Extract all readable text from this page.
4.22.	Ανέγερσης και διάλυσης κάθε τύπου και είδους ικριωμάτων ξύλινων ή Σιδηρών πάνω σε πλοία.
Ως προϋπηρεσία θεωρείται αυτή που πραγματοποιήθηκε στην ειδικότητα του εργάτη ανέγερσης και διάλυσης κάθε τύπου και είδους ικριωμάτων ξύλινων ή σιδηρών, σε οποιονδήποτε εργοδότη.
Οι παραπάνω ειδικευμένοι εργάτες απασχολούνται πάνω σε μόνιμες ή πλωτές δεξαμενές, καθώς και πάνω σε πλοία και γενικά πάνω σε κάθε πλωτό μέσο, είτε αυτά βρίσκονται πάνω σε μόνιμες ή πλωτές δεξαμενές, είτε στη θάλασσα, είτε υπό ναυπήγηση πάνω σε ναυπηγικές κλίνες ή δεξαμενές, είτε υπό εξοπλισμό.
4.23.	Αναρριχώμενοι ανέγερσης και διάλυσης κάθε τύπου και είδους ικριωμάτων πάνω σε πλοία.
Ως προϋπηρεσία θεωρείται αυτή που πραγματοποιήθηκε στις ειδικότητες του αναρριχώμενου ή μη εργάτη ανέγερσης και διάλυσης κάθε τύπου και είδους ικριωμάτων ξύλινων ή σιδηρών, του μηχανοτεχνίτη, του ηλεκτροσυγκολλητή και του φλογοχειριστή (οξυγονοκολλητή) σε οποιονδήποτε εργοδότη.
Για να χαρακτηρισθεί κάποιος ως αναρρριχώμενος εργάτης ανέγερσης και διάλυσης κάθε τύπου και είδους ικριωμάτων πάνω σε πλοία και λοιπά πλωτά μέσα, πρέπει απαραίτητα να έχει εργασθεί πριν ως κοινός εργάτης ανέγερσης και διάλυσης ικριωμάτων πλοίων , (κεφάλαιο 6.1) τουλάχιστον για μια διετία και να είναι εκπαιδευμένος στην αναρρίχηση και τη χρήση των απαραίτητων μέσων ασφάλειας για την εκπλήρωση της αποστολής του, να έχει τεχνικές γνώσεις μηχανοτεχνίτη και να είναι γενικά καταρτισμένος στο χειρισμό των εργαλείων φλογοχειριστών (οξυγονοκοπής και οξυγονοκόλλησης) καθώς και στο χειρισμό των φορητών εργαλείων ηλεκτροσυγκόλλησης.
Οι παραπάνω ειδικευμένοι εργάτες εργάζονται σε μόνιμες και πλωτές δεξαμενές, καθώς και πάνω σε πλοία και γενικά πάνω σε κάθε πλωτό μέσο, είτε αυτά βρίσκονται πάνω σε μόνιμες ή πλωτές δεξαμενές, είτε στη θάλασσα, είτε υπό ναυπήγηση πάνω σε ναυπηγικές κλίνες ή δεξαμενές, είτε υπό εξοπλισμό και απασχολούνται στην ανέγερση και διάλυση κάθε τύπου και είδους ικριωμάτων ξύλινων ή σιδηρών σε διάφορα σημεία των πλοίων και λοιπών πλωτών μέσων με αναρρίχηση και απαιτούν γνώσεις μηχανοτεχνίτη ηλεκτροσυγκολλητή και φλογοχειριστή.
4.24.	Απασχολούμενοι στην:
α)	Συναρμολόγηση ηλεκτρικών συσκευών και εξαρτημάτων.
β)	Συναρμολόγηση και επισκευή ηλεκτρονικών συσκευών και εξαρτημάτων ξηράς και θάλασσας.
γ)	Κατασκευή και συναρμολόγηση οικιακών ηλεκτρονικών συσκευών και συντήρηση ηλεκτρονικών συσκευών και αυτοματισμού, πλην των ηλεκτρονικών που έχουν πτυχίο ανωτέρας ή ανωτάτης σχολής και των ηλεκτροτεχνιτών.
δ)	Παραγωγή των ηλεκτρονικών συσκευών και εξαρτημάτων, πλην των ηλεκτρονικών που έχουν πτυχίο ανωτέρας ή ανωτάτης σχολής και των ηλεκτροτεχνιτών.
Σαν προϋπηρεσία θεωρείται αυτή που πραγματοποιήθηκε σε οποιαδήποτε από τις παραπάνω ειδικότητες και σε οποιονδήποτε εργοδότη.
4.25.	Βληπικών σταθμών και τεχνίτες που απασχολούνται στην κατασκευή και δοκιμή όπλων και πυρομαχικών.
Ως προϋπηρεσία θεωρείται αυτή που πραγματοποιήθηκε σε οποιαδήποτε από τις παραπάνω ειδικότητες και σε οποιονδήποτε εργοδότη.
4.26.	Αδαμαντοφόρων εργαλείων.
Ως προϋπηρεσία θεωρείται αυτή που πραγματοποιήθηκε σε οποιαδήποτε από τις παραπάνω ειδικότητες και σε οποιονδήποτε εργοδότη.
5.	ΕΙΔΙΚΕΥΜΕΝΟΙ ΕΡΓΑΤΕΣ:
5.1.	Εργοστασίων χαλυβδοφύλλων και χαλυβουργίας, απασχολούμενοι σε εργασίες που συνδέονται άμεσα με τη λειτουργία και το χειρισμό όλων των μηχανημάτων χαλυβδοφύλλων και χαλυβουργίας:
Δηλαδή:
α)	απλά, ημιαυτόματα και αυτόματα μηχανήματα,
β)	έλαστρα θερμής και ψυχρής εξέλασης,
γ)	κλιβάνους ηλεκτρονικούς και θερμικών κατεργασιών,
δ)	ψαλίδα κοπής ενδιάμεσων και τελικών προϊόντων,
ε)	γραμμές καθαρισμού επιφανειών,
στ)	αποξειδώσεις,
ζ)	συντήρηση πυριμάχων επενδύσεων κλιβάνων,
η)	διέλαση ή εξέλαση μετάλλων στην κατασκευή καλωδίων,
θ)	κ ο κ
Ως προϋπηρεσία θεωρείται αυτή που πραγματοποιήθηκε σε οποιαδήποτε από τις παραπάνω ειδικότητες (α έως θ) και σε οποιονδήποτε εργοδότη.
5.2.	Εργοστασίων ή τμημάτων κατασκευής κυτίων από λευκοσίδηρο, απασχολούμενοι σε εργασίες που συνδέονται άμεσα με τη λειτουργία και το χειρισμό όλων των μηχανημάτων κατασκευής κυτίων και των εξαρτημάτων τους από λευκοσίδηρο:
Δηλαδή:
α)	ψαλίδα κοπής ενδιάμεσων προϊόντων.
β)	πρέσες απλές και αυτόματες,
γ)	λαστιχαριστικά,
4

Your task.
Scan the lines for the string "πλην". Pick out every line that has it.

Reply.
γ)	Κατασκευή και συναρμολόγηση οικιακών ηλεκτρονικών συσκευών και συντήρηση ηλεκτρονικών συσκευών και αυτοματισμού, πλην των ηλεκτρονικών που έχουν πτυχίο ανωτέρας ή ανωτάτης σχολής και των ηλεκτροτεχνιτών.
δ)	Παραγωγή των ηλεκτρονικών συσκευών και εξαρτημάτων, πλην των ηλεκτρονικών που έχουν πτυχίο ανωτέρας ή ανωτάτης σχολής και των ηλεκτροτεχνιτών.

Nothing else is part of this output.